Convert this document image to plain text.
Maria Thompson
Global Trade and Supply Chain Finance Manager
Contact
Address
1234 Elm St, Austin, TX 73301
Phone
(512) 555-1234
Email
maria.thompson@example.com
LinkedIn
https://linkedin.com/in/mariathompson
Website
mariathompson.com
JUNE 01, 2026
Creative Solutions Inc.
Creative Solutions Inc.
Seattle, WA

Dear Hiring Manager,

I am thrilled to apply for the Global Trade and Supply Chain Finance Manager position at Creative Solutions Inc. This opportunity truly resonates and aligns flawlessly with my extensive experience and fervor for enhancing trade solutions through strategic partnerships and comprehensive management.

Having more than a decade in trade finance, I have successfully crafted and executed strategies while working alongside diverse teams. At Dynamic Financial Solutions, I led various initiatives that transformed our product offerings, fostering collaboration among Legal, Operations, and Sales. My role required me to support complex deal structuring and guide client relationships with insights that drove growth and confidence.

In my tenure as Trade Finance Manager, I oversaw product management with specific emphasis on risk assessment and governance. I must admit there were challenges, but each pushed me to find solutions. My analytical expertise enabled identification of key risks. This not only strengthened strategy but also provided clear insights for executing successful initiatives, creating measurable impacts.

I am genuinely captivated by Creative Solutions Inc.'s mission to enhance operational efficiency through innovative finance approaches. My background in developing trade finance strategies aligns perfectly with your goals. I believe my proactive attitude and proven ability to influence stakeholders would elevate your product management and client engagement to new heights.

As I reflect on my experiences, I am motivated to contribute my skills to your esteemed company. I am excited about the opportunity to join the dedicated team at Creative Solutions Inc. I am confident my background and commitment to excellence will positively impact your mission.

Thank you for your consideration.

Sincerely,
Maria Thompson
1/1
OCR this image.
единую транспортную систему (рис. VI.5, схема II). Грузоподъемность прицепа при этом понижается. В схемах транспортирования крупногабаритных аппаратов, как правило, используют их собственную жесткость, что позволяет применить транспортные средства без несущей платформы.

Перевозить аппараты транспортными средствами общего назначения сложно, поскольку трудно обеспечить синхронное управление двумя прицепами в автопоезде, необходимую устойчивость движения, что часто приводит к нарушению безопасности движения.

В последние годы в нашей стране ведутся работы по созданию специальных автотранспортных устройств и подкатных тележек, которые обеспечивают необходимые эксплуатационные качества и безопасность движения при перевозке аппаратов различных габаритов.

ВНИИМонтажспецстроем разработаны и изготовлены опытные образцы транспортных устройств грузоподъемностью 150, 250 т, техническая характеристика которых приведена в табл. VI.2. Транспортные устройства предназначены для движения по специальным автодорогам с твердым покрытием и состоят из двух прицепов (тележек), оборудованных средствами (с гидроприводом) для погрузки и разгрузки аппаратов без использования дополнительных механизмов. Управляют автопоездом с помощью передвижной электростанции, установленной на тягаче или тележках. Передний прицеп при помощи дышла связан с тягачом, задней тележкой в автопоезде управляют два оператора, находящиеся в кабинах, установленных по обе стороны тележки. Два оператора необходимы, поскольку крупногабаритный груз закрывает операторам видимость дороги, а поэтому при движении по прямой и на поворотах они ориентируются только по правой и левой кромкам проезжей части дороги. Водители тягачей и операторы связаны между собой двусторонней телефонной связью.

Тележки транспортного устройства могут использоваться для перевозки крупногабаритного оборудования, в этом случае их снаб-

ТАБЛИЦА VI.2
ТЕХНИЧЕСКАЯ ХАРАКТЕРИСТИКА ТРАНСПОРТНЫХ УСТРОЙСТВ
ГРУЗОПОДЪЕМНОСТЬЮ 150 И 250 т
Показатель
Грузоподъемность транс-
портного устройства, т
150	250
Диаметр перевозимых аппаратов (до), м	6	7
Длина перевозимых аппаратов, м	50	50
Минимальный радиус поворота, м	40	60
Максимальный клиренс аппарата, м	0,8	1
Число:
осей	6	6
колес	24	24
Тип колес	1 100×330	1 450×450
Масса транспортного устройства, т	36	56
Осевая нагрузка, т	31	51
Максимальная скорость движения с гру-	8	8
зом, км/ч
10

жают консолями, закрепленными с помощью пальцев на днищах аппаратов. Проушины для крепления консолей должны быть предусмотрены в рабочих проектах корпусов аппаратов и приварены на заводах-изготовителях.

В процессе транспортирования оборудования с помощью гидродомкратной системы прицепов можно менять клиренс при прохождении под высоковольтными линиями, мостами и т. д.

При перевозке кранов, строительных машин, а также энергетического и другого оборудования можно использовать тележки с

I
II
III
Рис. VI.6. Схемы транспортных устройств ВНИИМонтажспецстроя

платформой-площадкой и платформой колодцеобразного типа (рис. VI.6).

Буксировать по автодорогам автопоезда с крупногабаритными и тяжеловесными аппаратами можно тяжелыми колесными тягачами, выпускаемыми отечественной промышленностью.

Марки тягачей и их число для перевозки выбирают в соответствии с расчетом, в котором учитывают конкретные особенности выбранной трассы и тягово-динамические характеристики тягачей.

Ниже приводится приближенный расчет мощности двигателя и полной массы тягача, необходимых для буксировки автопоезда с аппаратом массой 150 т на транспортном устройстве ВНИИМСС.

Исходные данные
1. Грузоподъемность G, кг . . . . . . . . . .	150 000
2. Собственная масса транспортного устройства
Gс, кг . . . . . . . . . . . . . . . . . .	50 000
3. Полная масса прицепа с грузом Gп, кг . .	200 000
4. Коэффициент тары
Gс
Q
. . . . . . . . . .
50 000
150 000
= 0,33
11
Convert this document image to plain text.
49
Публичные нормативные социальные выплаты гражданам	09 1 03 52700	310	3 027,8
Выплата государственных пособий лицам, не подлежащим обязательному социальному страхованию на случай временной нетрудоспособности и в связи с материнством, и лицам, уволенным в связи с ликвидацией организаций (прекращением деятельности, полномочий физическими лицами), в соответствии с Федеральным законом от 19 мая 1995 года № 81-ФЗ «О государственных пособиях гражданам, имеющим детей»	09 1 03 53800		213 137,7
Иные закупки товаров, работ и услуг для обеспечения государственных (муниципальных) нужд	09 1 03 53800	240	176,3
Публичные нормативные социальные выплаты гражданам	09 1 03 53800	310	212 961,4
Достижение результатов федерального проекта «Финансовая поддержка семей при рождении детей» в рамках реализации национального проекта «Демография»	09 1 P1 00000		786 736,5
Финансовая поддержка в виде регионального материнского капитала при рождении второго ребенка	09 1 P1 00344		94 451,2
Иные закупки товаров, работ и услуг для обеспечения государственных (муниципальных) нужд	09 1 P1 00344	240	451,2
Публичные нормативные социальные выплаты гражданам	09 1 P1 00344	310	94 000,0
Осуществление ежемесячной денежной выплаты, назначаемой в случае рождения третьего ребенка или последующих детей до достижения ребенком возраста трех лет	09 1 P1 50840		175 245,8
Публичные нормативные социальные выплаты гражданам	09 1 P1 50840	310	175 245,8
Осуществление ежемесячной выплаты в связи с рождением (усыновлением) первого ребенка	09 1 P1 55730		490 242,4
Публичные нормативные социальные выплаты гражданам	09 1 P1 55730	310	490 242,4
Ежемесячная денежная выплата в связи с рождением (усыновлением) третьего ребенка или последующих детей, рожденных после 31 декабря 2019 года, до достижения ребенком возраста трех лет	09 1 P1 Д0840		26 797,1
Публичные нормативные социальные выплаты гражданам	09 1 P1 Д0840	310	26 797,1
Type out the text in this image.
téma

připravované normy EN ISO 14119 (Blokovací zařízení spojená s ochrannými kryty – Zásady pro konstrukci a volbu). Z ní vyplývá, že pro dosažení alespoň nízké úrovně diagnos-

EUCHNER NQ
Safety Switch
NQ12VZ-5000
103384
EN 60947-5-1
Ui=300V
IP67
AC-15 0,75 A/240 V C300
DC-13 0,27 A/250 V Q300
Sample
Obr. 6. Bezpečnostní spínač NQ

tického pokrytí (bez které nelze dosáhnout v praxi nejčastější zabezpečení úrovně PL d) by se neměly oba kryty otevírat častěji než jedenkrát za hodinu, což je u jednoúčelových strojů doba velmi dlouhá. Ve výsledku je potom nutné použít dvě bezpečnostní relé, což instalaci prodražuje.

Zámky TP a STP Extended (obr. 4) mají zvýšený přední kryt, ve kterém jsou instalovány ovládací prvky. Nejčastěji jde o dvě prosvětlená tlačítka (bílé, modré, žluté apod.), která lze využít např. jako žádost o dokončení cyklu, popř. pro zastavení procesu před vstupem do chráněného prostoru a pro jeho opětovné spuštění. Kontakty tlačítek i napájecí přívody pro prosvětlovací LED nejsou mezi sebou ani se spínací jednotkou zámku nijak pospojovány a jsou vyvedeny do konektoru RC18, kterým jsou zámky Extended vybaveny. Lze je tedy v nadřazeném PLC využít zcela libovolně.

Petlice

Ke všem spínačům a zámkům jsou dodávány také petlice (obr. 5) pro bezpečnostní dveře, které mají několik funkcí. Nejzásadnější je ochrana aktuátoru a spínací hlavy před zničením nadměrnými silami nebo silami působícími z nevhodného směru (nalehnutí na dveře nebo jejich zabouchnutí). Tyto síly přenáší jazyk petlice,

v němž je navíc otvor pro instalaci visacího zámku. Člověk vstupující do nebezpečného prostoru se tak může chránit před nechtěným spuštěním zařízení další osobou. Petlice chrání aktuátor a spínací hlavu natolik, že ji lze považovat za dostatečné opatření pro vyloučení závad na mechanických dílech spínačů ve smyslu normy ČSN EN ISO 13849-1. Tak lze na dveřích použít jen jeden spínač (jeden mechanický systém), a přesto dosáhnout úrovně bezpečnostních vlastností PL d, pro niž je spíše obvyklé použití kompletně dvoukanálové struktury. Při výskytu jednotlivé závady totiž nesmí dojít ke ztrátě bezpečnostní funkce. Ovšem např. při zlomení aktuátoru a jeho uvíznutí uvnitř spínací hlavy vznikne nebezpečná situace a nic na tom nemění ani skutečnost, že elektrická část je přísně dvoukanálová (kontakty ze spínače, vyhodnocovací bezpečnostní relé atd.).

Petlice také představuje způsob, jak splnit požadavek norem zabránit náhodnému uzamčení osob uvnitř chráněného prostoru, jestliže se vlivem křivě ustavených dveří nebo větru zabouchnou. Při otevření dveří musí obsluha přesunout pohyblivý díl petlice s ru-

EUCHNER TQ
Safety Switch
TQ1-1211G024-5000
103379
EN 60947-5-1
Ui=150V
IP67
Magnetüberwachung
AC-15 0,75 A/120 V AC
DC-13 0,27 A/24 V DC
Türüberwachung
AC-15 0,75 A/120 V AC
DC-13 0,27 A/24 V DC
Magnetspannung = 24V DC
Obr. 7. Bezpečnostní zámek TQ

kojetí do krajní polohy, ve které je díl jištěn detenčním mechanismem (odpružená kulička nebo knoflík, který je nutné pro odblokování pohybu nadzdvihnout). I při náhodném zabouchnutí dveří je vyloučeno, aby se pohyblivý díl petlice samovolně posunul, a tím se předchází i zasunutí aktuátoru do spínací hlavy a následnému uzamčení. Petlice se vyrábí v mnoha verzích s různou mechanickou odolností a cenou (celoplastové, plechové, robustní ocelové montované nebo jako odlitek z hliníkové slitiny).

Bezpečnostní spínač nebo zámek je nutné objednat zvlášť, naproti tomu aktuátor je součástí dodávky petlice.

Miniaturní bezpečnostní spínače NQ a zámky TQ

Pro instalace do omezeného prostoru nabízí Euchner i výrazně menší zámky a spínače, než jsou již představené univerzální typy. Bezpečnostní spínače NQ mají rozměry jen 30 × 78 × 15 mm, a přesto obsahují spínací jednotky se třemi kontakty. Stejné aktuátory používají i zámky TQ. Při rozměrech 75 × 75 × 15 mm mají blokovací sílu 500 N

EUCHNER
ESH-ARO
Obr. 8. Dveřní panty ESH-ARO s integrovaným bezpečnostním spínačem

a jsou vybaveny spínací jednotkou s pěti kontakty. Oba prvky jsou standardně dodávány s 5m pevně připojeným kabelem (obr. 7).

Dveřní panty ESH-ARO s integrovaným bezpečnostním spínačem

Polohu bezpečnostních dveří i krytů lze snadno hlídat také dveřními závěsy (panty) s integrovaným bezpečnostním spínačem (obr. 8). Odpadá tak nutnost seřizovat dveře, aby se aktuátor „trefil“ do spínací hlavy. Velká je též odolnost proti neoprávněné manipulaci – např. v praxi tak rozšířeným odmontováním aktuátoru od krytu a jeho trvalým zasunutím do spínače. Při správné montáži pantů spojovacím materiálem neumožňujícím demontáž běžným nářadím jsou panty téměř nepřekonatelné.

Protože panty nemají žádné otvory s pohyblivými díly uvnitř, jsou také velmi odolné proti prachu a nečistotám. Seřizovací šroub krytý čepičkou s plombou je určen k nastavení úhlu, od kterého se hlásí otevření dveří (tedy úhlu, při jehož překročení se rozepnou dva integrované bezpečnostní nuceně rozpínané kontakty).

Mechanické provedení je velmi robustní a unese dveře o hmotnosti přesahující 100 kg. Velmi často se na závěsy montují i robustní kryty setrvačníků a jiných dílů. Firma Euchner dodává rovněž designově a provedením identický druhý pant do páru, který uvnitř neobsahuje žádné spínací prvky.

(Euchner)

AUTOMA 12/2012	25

### [Exercise requirements]
Reply with one number only: the count of lines in the entries that contain "усыновлением".

### [Reply]
2